▶ _EXERCISE DETAILS_
With the images removed, repeat the data below exactly.

begin

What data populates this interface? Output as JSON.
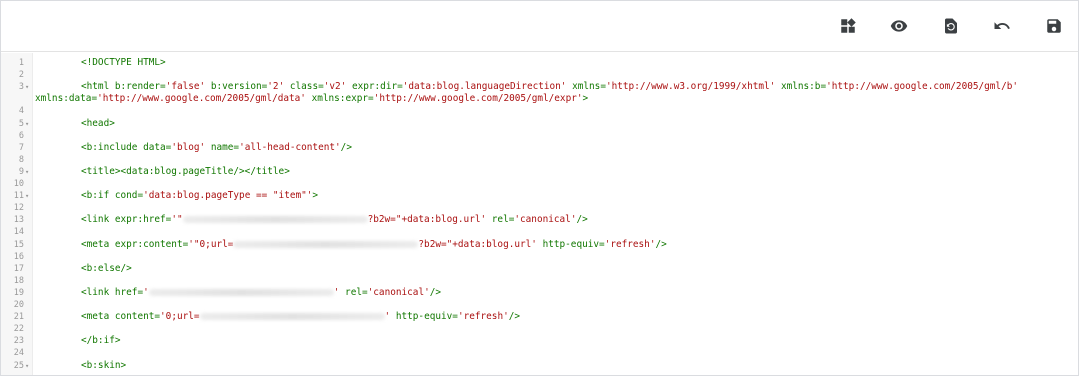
{
  "toolbar": {
    "buttons": [
      {
        "name": "widgets-icon",
        "label": "Jump to widget"
      },
      {
        "name": "eye-icon",
        "label": "Preview"
      },
      {
        "name": "restore-icon",
        "label": "Restore"
      },
      {
        "name": "undo-icon",
        "label": "Undo"
      },
      {
        "name": "save-icon",
        "label": "Save"
      }
    ]
  },
  "editor": {
    "lines": [
      {
        "n": "1",
        "fold": false,
        "segs": [
          {
            "t": "<!DOCTYPE HTML>"
          }
        ]
      },
      {
        "n": "2",
        "fold": false,
        "segs": []
      },
      {
        "n": "3",
        "fold": true,
        "segs": [
          {
            "t": "<html b:render="
          },
          {
            "t": "'false'",
            "c": "str"
          },
          {
            "t": " b:version="
          },
          {
            "t": "'2'",
            "c": "str"
          },
          {
            "t": " class="
          },
          {
            "t": "'v2'",
            "c": "str"
          },
          {
            "t": " expr:dir="
          },
          {
            "t": "'data:blog.languageDirection'",
            "c": "str"
          },
          {
            "t": " xmlns="
          },
          {
            "t": "'http://www.w3.org/1999/xhtml'",
            "c": "str"
          },
          {
            "t": " xmlns:b="
          },
          {
            "t": "'http://www.google.com/2005/gml/b'",
            "c": "str"
          }
        ]
      },
      {
        "n": "",
        "fold": false,
        "wrap": true,
        "segs": [
          {
            "t": "xmlns:data="
          },
          {
            "t": "'http://www.google.com/2005/gml/data'",
            "c": "str"
          },
          {
            "t": " xmlns:expr="
          },
          {
            "t": "'http://www.google.com/2005/gml/expr'",
            "c": "str"
          },
          {
            "t": ">"
          }
        ]
      },
      {
        "n": "4",
        "fold": false,
        "segs": []
      },
      {
        "n": "5",
        "fold": true,
        "segs": [
          {
            "t": "<head>"
          }
        ]
      },
      {
        "n": "6",
        "fold": false,
        "segs": []
      },
      {
        "n": "7",
        "fold": false,
        "segs": [
          {
            "t": "<b:include data="
          },
          {
            "t": "'blog'",
            "c": "str"
          },
          {
            "t": " name="
          },
          {
            "t": "'all-head-content'",
            "c": "str"
          },
          {
            "t": "/>"
          }
        ]
      },
      {
        "n": "8",
        "fold": false,
        "segs": []
      },
      {
        "n": "9",
        "fold": true,
        "segs": [
          {
            "t": "<title><data:blog.pageTitle/></title>"
          }
        ]
      },
      {
        "n": "10",
        "fold": false,
        "segs": []
      },
      {
        "n": "11",
        "fold": true,
        "segs": [
          {
            "t": "<b:if cond="
          },
          {
            "t": "'data:blog.pageType == \"item\"'",
            "c": "str"
          },
          {
            "t": ">"
          }
        ]
      },
      {
        "n": "12",
        "fold": false,
        "segs": []
      },
      {
        "n": "13",
        "fold": false,
        "segs": [
          {
            "t": "<link expr:href="
          },
          {
            "t": "'\"",
            "c": "str"
          },
          {
            "blur": 185
          },
          {
            "t": "?b2w=\"+data:blog.url'",
            "c": "str"
          },
          {
            "t": " rel="
          },
          {
            "t": "'canonical'",
            "c": "str"
          },
          {
            "t": "/>"
          }
        ]
      },
      {
        "n": "14",
        "fold": false,
        "segs": []
      },
      {
        "n": "15",
        "fold": false,
        "segs": [
          {
            "t": "<meta expr:content="
          },
          {
            "t": "'\"0;url=",
            "c": "str"
          },
          {
            "blur": 185
          },
          {
            "t": "?b2w=\"+data:blog.url'",
            "c": "str"
          },
          {
            "t": " http-equiv="
          },
          {
            "t": "'refresh'",
            "c": "str"
          },
          {
            "t": "/>"
          }
        ]
      },
      {
        "n": "16",
        "fold": false,
        "segs": []
      },
      {
        "n": "17",
        "fold": false,
        "segs": [
          {
            "t": "<b:else/>"
          }
        ]
      },
      {
        "n": "18",
        "fold": false,
        "segs": []
      },
      {
        "n": "19",
        "fold": false,
        "segs": [
          {
            "t": "<link href="
          },
          {
            "t": "'",
            "c": "str"
          },
          {
            "blur": 185
          },
          {
            "t": "'",
            "c": "str"
          },
          {
            "t": " rel="
          },
          {
            "t": "'canonical'",
            "c": "str"
          },
          {
            "t": "/>"
          }
        ]
      },
      {
        "n": "20",
        "fold": false,
        "segs": []
      },
      {
        "n": "21",
        "fold": false,
        "segs": [
          {
            "t": "<meta content="
          },
          {
            "t": "'0;url=",
            "c": "str"
          },
          {
            "blur": 185
          },
          {
            "t": "'",
            "c": "str"
          },
          {
            "t": " http-equiv="
          },
          {
            "t": "'refresh'",
            "c": "str"
          },
          {
            "t": "/>"
          }
        ]
      },
      {
        "n": "22",
        "fold": false,
        "segs": []
      },
      {
        "n": "23",
        "fold": false,
        "segs": [
          {
            "t": "</b:if>"
          }
        ]
      },
      {
        "n": "24",
        "fold": false,
        "segs": []
      },
      {
        "n": "25",
        "fold": true,
        "segs": [
          {
            "t": "<b:skin>"
          }
        ]
      }
    ]
  }
}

end

▶ _SOLUTION_
What data populates this interface? Output as JSON.
{
  "toolbar": {
    "buttons": [
      {
        "name": "widgets-icon",
        "label": "Jump to widget"
      },
      {
        "name": "eye-icon",
        "label": "Preview"
      },
      {
        "name": "restore-icon",
        "label": "Restore"
      },
      {
        "name": "undo-icon",
        "label": "Undo"
      },
      {
        "name": "save-icon",
        "label": "Save"
      }
    ]
  },
  "editor": {
    "lines": [
      {
        "n": "1",
        "fold": false,
        "segs": [
          {
            "t": "<!DOCTYPE HTML>"
          }
        ]
      },
      {
        "n": "2",
        "fold": false,
        "segs": []
      },
      {
        "n": "3",
        "fold": true,
        "segs": [
          {
            "t": "<html b:render="
          },
          {
            "t": "'false'",
            "c": "str"
          },
          {
            "t": " b:version="
          },
          {
            "t": "'2'",
            "c": "str"
          },
          {
            "t": " class="
          },
          {
            "t": "'v2'",
            "c": "str"
          },
          {
            "t": " expr:dir="
          },
          {
            "t": "'data:blog.languageDirection'",
            "c": "str"
          },
          {
            "t": " xmlns="
          },
          {
            "t": "'http://www.w3.org/1999/xhtml'",
            "c": "str"
          },
          {
            "t": " xmlns:b="
          },
          {
            "t": "'http://www.google.com/2005/gml/b'",
            "c": "str"
          }
        ]
      },
      {
        "n": "",
        "fold": false,
        "wrap": true,
        "segs": [
          {
            "t": "xmlns:data="
          },
          {
            "t": "'http://www.google.com/2005/gml/data'",
            "c": "str"
          },
          {
            "t": " xmlns:expr="
          },
          {
            "t": "'http://www.google.com/2005/gml/expr'",
            "c": "str"
          },
          {
            "t": ">"
          }
        ]
      },
      {
        "n": "4",
        "fold": false,
        "segs": []
      },
      {
        "n": "5",
        "fold": true,
        "segs": [
          {
            "t": "<head>"
          }
        ]
      },
      {
        "n": "6",
        "fold": false,
        "segs": []
      },
      {
        "n": "7",
        "fold": false,
        "segs": [
          {
            "t": "<b:include data="
          },
          {
            "t": "'blog'",
            "c": "str"
          },
          {
            "t": " name="
          },
          {
            "t": "'all-head-content'",
            "c": "str"
          },
          {
            "t": "/>"
          }
        ]
      },
      {
        "n": "8",
        "fold": false,
        "segs": []
      },
      {
        "n": "9",
        "fold": true,
        "segs": [
          {
            "t": "<title><data:blog.pageTitle/></title>"
          }
        ]
      },
      {
        "n": "10",
        "fold": false,
        "segs": []
      },
      {
        "n": "11",
        "fold": true,
        "segs": [
          {
            "t": "<b:if cond="
          },
          {
            "t": "'data:blog.pageType == \"item\"'",
            "c": "str"
          },
          {
            "t": ">"
          }
        ]
      },
      {
        "n": "12",
        "fold": false,
        "segs": []
      },
      {
        "n": "13",
        "fold": false,
        "segs": [
          {
            "t": "<link expr:href="
          },
          {
            "t": "'\"",
            "c": "str"
          },
          {
            "blur": 185
          },
          {
            "t": "?b2w=\"+data:blog.url'",
            "c": "str"
          },
          {
            "t": " rel="
          },
          {
            "t": "'canonical'",
            "c": "str"
          },
          {
            "t": "/>"
          }
        ]
      },
      {
        "n": "14",
        "fold": false,
        "segs": []
      },
      {
        "n": "15",
        "fold": false,
        "segs": [
          {
            "t": "<meta expr:content="
          },
          {
            "t": "'\"0;url=",
            "c": "str"
          },
          {
            "blur": 185
          },
          {
            "t": "?b2w=\"+data:blog.url'",
            "c": "str"
          },
          {
            "t": " http-equiv="
          },
          {
            "t": "'refresh'",
            "c": "str"
          },
          {
            "t": "/>"
          }
        ]
      },
      {
        "n": "16",
        "fold": false,
        "segs": []
      },
      {
        "n": "17",
        "fold": false,
        "segs": [
          {
            "t": "<b:else/>"
          }
        ]
      },
      {
        "n": "18",
        "fold": false,
        "segs": []
      },
      {
        "n": "19",
        "fold": false,
        "segs": [
          {
            "t": "<link href="
          },
          {
            "t": "'",
            "c": "str"
          },
          {
            "blur": 185
          },
          {
            "t": "'",
            "c": "str"
          },
          {
            "t": " rel="
          },
          {
            "t": "'canonical'",
            "c": "str"
          },
          {
            "t": "/>"
          }
        ]
      },
      {
        "n": "20",
        "fold": false,
        "segs": []
      },
      {
        "n": "21",
        "fold": false,
        "segs": [
          {
            "t": "<meta content="
          },
          {
            "t": "'0;url=",
            "c": "str"
          },
          {
            "blur": 185
          },
          {
            "t": "'",
            "c": "str"
          },
          {
            "t": " http-equiv="
          },
          {
            "t": "'refresh'",
            "c": "str"
          },
          {
            "t": "/>"
          }
        ]
      },
      {
        "n": "22",
        "fold": false,
        "segs": []
      },
      {
        "n": "23",
        "fold": false,
        "segs": [
          {
            "t": "</b:if>"
          }
        ]
      },
      {
        "n": "24",
        "fold": false,
        "segs": []
      },
      {
        "n": "25",
        "fold": true,
        "segs": [
          {
            "t": "<b:skin>"
          }
        ]
      }
    ]
  }
}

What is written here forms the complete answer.